Short exercise ▸
Read the lines below. Copy out any that hold the string "PARK".

Dataset listings of figures
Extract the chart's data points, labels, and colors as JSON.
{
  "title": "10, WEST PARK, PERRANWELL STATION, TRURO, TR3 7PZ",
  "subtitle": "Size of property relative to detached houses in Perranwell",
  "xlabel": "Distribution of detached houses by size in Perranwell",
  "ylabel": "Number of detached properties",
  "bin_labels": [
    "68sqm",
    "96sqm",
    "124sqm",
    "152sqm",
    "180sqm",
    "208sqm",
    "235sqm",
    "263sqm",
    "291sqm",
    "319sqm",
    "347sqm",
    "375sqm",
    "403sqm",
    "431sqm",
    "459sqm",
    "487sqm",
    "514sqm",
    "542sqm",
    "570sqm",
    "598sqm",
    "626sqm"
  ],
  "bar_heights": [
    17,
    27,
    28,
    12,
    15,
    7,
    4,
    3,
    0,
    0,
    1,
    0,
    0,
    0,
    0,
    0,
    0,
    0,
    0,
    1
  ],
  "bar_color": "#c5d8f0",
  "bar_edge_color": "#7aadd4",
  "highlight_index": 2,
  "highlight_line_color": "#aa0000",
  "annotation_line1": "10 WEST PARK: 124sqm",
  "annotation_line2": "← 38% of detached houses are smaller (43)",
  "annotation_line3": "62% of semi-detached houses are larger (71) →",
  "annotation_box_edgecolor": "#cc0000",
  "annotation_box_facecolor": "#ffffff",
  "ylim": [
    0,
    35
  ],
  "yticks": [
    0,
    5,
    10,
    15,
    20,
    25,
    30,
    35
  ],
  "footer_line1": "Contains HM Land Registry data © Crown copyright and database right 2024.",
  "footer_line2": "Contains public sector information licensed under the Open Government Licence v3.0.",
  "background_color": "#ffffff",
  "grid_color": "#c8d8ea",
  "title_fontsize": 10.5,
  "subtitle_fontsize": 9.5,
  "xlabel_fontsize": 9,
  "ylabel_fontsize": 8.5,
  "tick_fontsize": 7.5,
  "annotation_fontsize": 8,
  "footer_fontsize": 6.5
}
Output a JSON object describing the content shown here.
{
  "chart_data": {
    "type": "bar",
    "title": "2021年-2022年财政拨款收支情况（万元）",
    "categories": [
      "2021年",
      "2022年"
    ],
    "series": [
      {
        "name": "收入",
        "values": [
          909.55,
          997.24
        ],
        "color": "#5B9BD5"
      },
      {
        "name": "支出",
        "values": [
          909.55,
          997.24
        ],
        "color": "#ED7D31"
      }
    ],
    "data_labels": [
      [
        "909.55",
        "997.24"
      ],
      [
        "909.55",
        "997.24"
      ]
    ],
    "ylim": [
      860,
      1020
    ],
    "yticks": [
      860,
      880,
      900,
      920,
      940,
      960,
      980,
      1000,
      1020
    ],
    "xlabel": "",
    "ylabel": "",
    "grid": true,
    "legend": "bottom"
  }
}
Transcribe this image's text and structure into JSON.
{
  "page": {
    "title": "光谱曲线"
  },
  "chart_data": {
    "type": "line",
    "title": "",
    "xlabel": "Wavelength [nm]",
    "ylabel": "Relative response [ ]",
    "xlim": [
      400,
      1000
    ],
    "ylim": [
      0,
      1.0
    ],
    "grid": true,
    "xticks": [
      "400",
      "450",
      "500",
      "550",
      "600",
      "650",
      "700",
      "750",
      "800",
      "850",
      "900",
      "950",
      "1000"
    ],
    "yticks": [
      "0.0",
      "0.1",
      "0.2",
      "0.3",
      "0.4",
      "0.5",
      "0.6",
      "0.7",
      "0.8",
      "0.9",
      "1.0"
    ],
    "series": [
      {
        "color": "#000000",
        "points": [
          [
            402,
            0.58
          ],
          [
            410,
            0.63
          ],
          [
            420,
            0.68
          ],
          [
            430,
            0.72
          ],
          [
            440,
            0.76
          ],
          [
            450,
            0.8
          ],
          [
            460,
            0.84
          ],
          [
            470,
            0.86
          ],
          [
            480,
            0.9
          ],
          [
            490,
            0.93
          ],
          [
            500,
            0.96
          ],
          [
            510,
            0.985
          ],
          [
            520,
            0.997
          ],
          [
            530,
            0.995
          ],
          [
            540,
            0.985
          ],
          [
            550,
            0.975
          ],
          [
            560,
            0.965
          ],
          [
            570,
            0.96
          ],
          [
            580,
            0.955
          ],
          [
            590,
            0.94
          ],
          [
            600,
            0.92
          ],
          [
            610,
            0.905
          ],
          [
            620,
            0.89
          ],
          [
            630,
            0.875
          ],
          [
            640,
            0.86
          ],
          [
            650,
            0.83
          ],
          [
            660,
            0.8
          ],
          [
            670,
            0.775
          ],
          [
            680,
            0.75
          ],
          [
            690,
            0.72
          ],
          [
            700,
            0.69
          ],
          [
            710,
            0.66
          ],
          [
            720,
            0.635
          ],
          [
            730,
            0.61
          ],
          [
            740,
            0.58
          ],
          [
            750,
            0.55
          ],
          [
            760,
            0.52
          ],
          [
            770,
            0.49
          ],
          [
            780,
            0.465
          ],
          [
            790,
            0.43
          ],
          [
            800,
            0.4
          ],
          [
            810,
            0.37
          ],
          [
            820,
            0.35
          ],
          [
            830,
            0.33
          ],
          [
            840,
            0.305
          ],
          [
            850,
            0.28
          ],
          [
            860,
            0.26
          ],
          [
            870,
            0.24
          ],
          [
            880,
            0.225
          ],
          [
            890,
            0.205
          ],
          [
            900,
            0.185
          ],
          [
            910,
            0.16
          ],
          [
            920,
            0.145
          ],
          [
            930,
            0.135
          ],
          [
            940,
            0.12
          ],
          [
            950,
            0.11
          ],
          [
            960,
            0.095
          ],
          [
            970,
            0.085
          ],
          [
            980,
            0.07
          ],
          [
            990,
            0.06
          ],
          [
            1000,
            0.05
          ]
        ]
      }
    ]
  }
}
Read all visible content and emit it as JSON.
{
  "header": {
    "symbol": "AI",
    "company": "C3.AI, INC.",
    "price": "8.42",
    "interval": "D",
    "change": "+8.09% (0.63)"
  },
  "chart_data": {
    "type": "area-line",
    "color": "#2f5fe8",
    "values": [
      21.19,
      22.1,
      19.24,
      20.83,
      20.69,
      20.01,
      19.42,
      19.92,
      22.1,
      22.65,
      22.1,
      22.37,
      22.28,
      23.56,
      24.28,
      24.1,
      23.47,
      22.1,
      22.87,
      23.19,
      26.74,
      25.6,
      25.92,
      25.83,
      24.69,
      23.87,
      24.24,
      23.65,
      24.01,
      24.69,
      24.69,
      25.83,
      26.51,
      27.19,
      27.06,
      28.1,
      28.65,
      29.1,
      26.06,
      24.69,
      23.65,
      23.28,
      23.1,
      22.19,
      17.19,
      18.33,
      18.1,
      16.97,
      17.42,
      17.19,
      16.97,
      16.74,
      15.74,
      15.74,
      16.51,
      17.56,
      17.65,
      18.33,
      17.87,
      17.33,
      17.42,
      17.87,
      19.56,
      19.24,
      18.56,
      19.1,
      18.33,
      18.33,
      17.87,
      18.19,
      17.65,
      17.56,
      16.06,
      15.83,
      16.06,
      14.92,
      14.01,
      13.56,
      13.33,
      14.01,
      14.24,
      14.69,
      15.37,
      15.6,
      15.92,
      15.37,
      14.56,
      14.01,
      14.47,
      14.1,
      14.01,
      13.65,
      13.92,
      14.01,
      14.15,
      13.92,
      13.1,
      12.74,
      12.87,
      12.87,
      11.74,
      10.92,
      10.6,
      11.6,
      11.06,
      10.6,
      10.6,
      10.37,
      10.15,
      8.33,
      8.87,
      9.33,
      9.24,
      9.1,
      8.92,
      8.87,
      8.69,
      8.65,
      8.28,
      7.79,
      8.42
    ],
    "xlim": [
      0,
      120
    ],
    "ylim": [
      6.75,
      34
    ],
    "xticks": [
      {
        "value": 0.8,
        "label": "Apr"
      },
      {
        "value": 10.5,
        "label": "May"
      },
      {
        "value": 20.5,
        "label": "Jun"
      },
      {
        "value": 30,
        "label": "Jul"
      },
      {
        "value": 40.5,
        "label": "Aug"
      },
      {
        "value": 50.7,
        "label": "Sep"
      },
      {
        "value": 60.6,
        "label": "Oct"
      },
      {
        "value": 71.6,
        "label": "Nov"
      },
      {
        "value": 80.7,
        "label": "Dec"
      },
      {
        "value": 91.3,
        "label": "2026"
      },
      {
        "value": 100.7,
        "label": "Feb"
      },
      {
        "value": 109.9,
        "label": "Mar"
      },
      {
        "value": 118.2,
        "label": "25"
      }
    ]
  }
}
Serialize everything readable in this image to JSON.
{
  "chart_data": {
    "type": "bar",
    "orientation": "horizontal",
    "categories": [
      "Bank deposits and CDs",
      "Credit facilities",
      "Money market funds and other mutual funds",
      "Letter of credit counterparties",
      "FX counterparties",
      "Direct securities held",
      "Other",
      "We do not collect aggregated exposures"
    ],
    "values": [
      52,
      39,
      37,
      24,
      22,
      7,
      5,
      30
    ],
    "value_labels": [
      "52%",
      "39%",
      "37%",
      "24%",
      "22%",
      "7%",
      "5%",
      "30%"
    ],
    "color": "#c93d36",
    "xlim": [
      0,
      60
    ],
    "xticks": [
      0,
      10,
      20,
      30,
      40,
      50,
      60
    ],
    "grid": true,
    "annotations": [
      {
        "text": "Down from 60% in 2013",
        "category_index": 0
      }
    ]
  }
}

Expected output ▸
  "title": "10, WEST PARK, PERRANWELL STATION, TRURO, TR3 7PZ",
  "annotation_line1": "10 WEST PARK: 124sqm",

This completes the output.